** Start of STORED RECORDS **

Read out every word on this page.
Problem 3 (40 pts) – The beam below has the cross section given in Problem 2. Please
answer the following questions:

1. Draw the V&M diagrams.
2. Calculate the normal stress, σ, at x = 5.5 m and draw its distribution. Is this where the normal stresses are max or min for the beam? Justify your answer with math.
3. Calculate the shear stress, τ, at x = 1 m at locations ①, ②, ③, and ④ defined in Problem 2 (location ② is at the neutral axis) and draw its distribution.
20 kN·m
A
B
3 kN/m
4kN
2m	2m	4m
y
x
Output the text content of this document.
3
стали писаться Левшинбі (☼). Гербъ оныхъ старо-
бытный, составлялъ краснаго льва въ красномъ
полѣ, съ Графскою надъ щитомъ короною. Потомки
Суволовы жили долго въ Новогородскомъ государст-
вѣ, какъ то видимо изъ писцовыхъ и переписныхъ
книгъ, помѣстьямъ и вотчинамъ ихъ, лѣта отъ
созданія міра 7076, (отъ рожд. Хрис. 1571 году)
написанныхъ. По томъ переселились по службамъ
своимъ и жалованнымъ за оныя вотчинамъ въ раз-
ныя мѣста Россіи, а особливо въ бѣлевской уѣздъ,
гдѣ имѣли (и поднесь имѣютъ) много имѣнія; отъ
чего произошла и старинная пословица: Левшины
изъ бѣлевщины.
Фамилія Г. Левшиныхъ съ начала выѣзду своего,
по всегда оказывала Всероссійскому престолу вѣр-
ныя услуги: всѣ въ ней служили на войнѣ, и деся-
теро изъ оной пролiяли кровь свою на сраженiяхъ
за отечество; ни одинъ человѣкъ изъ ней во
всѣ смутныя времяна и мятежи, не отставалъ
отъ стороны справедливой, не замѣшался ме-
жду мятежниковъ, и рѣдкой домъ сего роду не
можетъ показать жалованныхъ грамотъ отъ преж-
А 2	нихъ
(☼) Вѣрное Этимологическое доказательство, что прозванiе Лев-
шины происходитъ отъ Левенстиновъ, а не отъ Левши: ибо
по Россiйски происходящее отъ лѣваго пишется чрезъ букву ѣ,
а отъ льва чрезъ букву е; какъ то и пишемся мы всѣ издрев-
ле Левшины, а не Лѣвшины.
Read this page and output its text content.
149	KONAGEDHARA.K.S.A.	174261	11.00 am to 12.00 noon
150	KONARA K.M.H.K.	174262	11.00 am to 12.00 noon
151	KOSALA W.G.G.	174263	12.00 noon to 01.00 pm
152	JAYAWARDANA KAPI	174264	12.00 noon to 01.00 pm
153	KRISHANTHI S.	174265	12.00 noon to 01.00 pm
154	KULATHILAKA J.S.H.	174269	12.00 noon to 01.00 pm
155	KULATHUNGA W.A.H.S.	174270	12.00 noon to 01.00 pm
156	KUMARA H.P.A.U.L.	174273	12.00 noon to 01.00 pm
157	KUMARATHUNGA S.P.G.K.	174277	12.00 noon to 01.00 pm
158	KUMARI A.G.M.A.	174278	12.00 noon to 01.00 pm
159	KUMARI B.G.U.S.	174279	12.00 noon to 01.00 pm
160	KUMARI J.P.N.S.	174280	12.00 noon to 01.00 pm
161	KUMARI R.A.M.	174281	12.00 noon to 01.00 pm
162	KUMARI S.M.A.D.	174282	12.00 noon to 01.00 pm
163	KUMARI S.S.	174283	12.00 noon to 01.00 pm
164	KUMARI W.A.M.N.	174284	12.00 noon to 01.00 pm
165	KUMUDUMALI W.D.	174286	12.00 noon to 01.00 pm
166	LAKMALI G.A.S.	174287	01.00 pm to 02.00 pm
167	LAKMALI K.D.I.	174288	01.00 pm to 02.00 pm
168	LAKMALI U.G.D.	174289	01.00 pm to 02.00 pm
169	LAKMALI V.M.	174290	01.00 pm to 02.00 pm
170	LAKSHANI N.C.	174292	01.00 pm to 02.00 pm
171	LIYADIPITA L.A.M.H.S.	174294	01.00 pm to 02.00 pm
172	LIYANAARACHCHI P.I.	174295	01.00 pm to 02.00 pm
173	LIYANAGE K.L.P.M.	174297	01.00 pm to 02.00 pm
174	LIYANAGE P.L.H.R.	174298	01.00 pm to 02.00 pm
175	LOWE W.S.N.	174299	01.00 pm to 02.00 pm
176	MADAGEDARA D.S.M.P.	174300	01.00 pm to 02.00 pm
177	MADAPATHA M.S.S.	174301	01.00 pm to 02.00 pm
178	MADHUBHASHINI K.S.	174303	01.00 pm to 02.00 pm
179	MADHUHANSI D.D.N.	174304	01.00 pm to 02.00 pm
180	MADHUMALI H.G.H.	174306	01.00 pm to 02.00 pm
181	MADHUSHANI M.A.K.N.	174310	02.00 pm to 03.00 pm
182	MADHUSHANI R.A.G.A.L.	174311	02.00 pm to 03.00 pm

** End of STORED RECORDS **

> [SHORT EXERCISE] Extract each line of the listing above, copying it word for word.

> [EXPECTED ANSWER]
Read out every word on this page.
Problem 3 (40 pts) – The beam below has the cross section given in Problem 2. Please
answer the following questions:

1. Draw the V&M diagrams.
2. Calculate the normal stress, σ, at x = 5.5 m and draw its distribution. Is this where the normal stresses are max or min for the beam? Justify your answer with math.
3. Calculate the shear stress, τ, at x = 1 m at locations ①, ②, ③, and ④ defined in Problem 2 (location ② is at the neutral axis) and draw its distribution.
20 kN·m
A
B
3 kN/m
4kN
2m	2m	4m
y
x
Output the text content of this document.
3
стали писаться Левшинбі (☼). Гербъ оныхъ старо-
бытный, составлялъ краснаго льва въ красномъ
полѣ, съ Графскою надъ щитомъ короною. Потомки
Суволовы жили долго въ Новогородскомъ государст-
вѣ, какъ то видимо изъ писцовыхъ и переписныхъ
книгъ, помѣстьямъ и вотчинамъ ихъ, лѣта отъ
созданія міра 7076, (отъ рожд. Хрис. 1571 году)
написанныхъ. По томъ переселились по службамъ
своимъ и жалованнымъ за оныя вотчинамъ въ раз-
ныя мѣста Россіи, а особливо въ бѣлевской уѣздъ,
гдѣ имѣли (и поднесь имѣютъ) много имѣнія; отъ
чего произошла и старинная пословица: Левшины
изъ бѣлевщины.
Фамилія Г. Левшиныхъ съ начала выѣзду своего,
по всегда оказывала Всероссійскому престолу вѣр-
ныя услуги: всѣ въ ней служили на войнѣ, и деся-
теро изъ оной пролiяли кровь свою на сраженiяхъ
за отечество; ни одинъ человѣкъ изъ ней во
всѣ смутныя времяна и мятежи, не отставалъ
отъ стороны справедливой, не замѣшался ме-
жду мятежниковъ, и рѣдкой домъ сего роду не
можетъ показать жалованныхъ грамотъ отъ преж-
А 2	нихъ
(☼) Вѣрное Этимологическое доказательство, что прозванiе Лев-
шины происходитъ отъ Левенстиновъ, а не отъ Левши: ибо
по Россiйски происходящее отъ лѣваго пишется чрезъ букву ѣ,
а отъ льва чрезъ букву е; какъ то и пишемся мы всѣ издрев-
ле Левшины, а не Лѣвшины.
Read this page and output its text content.
149	KONAGEDHARA.K.S.A.	174261	11.00 am to 12.00 noon
150	KONARA K.M.H.K.	174262	11.00 am to 12.00 noon
151	KOSALA W.G.G.	174263	12.00 noon to 01.00 pm
152	JAYAWARDANA KAPI	174264	12.00 noon to 01.00 pm
153	KRISHANTHI S.	174265	12.00 noon to 01.00 pm
154	KULATHILAKA J.S.H.	174269	12.00 noon to 01.00 pm
155	KULATHUNGA W.A.H.S.	174270	12.00 noon to 01.00 pm
156	KUMARA H.P.A.U.L.	174273	12.00 noon to 01.00 pm
157	KUMARATHUNGA S.P.G.K.	174277	12.00 noon to 01.00 pm
158	KUMARI A.G.M.A.	174278	12.00 noon to 01.00 pm
159	KUMARI B.G.U.S.	174279	12.00 noon to 01.00 pm
160	KUMARI J.P.N.S.	174280	12.00 noon to 01.00 pm
161	KUMARI R.A.M.	174281	12.00 noon to 01.00 pm
162	KUMARI S.M.A.D.	174282	12.00 noon to 01.00 pm
163	KUMARI S.S.	174283	12.00 noon to 01.00 pm
164	KUMARI W.A.M.N.	174284	12.00 noon to 01.00 pm
165	KUMUDUMALI W.D.	174286	12.00 noon to 01.00 pm
166	LAKMALI G.A.S.	174287	01.00 pm to 02.00 pm
167	LAKMALI K.D.I.	174288	01.00 pm to 02.00 pm
168	LAKMALI U.G.D.	174289	01.00 pm to 02.00 pm
169	LAKMALI V.M.	174290	01.00 pm to 02.00 pm
170	LAKSHANI N.C.	174292	01.00 pm to 02.00 pm
171	LIYADIPITA L.A.M.H.S.	174294	01.00 pm to 02.00 pm
172	LIYANAARACHCHI P.I.	174295	01.00 pm to 02.00 pm
173	LIYANAGE K.L.P.M.	174297	01.00 pm to 02.00 pm
174	LIYANAGE P.L.H.R.	174298	01.00 pm to 02.00 pm
175	LOWE W.S.N.	174299	01.00 pm to 02.00 pm
176	MADAGEDARA D.S.M.P.	174300	01.00 pm to 02.00 pm
177	MADAPATHA M.S.S.	174301	01.00 pm to 02.00 pm
178	MADHUBHASHINI K.S.	174303	01.00 pm to 02.00 pm
179	MADHUHANSI D.D.N.	174304	01.00 pm to 02.00 pm
180	MADHUMALI H.G.H.	174306	01.00 pm to 02.00 pm
181	MADHUSHANI M.A.K.N.	174310	02.00 pm to 03.00 pm
182	MADHUSHANI R.A.G.A.L.	174311	02.00 pm to 03.00 pm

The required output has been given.